Set task 1. List every distinct email address that appears in the mailing-list message about node equality.

Passage provided.
- From: Patrick Stickler <patrick.stickler@nokia.com>
- Date: Thu, 10 Oct 2002 11:14:27 +0300
- To: "ext Jeremy Carroll" <jjc@hplb.hpl.hp.com>, "Brian McBride" <bwm@hplb.hpl.hp.com>
- Cc: "RDF Core" <w3c-rdfcore-wg@w3.org>
[Patrick Stickler, Nokia/Finland, (+358 40) 801 9690, patrick.stickler@nokia.com]
> Node a = Node.createLiteral("foo");
> Node b = Node.createLiteral("foo");
> if ( a.equals(b) ) {
> System.err.println("a = b");
> }
> ...
>
> would print out
>
> a = b
> a is the object of t
It seems to me that the problem is in the Node equals()
method, as it is incorrectly presuming that string
equality of labels for any arbitrary node is the same
as semantic equality. For untidy inlined literals, this
is not the case, so the method would need to be modified
so that in fact a != b in the above example.

Given records.
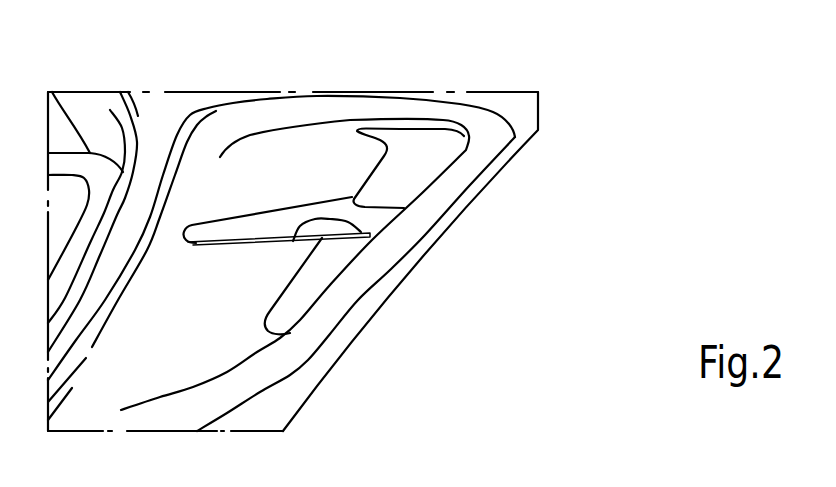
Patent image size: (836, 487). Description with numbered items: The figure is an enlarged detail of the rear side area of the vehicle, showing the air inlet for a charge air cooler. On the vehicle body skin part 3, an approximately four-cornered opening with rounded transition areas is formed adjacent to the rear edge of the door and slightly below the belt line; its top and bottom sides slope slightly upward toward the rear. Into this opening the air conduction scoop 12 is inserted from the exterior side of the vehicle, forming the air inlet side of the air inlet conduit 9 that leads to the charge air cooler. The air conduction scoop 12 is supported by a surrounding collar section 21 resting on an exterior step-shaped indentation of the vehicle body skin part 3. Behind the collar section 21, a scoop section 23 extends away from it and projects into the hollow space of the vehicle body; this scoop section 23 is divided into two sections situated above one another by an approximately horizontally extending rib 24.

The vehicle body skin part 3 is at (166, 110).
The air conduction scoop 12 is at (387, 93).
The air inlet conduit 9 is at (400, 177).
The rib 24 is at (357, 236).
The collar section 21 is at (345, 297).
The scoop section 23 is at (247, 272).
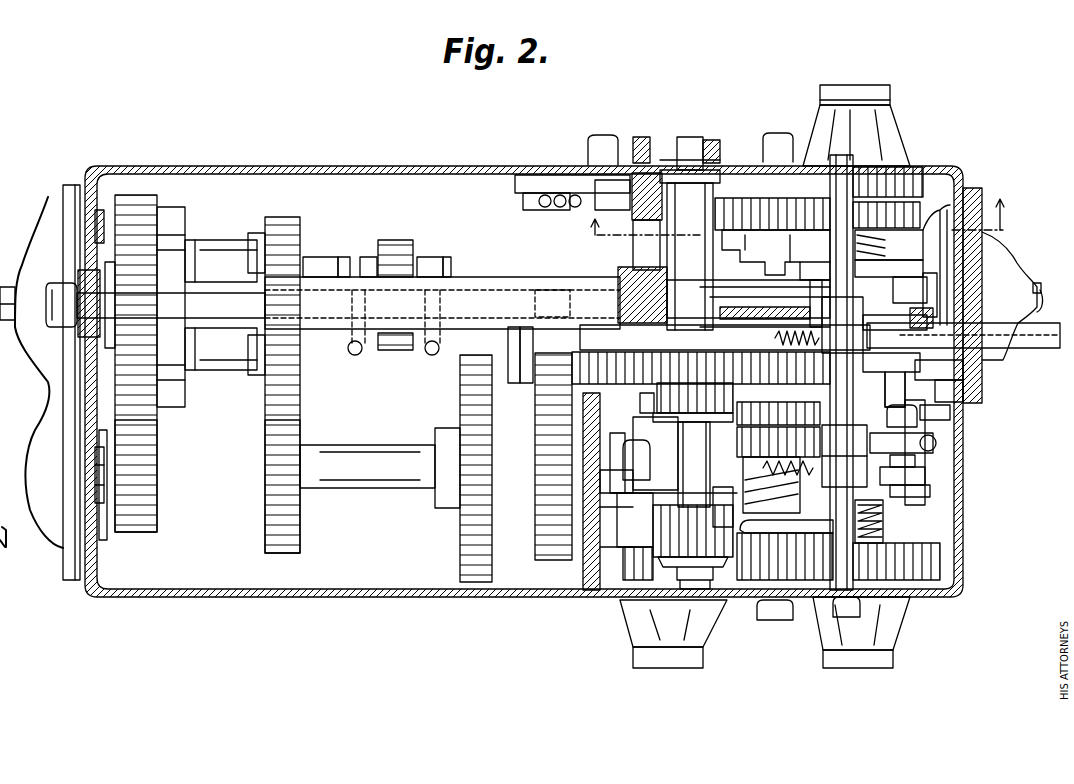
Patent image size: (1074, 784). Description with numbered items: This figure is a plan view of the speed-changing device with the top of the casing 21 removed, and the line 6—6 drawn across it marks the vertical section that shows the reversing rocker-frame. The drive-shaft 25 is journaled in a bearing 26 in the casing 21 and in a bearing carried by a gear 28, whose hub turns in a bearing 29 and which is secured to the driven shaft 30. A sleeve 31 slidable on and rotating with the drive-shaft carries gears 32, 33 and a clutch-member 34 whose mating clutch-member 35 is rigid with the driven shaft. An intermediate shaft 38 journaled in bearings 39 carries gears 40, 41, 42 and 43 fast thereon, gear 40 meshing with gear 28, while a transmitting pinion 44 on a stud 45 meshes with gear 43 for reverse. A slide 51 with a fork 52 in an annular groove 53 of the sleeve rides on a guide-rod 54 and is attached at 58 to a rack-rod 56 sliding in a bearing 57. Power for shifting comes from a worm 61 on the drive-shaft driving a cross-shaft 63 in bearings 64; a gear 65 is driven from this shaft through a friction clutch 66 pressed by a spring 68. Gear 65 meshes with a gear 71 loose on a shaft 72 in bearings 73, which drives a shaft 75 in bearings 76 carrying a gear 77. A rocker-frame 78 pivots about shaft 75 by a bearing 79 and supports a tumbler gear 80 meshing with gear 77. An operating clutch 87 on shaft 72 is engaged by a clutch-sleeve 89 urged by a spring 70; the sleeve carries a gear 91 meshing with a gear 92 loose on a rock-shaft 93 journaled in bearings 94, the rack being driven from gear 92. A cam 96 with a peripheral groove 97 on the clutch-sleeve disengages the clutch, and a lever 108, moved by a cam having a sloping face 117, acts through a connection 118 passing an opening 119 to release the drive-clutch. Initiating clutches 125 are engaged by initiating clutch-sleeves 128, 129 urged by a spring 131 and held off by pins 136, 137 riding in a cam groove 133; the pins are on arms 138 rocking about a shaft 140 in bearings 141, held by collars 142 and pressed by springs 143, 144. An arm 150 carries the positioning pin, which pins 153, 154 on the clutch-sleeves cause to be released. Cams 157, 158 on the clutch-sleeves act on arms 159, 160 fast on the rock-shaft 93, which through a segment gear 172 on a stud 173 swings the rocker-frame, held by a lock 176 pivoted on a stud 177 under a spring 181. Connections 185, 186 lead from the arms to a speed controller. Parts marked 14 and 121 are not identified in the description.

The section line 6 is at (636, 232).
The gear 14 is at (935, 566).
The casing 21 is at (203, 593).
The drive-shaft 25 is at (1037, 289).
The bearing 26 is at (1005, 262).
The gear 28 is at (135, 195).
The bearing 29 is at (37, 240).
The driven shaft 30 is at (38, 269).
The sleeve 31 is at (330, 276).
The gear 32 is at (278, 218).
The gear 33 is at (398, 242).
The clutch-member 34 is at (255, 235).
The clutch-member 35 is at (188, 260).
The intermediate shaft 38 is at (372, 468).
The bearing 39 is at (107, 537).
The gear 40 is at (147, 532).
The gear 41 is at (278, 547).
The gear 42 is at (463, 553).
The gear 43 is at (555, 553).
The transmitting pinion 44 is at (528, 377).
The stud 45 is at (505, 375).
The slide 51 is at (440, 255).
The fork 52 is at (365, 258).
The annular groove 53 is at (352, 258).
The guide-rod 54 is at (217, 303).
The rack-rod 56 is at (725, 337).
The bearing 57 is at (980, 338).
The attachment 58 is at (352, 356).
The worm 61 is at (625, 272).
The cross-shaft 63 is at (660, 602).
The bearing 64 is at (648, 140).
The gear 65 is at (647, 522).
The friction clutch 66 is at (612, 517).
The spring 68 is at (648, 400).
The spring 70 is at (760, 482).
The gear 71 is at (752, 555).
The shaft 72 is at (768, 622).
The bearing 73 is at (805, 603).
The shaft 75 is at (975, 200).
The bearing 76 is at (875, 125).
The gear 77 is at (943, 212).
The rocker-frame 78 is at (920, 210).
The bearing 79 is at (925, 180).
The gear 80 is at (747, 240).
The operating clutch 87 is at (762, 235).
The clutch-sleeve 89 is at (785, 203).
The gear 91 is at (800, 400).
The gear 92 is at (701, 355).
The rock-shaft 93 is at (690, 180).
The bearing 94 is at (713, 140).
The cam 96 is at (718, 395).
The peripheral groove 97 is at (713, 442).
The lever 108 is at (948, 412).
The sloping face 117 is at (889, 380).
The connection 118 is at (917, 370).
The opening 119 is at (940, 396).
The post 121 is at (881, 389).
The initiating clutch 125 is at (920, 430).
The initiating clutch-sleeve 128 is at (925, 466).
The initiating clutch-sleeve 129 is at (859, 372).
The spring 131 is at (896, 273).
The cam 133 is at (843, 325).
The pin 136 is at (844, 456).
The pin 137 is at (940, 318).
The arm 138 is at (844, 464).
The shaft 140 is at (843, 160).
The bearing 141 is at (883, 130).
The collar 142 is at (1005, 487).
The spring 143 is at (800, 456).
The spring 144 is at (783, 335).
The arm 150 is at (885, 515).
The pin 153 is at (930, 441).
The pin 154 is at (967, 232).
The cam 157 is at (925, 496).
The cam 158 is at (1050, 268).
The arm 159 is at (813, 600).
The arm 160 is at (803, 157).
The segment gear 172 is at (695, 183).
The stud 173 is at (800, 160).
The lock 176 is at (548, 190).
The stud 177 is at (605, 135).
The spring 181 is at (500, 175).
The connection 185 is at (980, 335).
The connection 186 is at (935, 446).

Set task 2. Render everything in the rows, from their start down to the line containing "The scoop section 23 is at (247, 272).", as a Markdown table with the columns No. and Line. Number each line, skip blank lines, and leave out the pictures.

Written solution 1.
- patrick.stickler@nokia.com
- jjc@hplb.hpl.hp.com
- bwm@hplb.hpl.hp.com
- w3c-rdfcore-wg@w3.org

Written solution 2.
| No. | Line |
|---|---|
| 1 | Patent image size: (836, 487). Description with numbered items: The figure is an enlarged detail of the rear side area of the vehicle, showing the air inlet for a charge air cooler. On the vehicle body skin part 3, an approximately four-cornered opening with rounded transition areas is formed adjacent to the rear edge of the door and slightly below the belt line; its top and bottom sides slope slightly upward toward the rear. Into this opening the air conduction scoop 12 is inserted from the exterior side of the vehicle, forming the air inlet side of the air inlet conduit 9 that leads to the charge air cooler. The air conduction scoop 12 is supported by a surrounding collar section 21 resting on an exterior step-shaped indentation of the vehicle body skin part 3. Behind the collar section 21, a scoop section 23 extends away from it and projects into the hollow space of the vehicle body; this scoop section 23 is divided into two sections situated above one another by an approximately horizontally extending rib 24. |
| 2 | The vehicle body skin part 3 is at (166, 110). |
| 3 | The air conduction scoop 12 is at (387, 93). |
| 4 | The air inlet conduit 9 is at (400, 177). |
| 5 | The rib 24 is at (357, 236). |
| 6 | The collar section 21 is at (345, 297). |
| 7 | The scoop section 23 is at (247, 272). |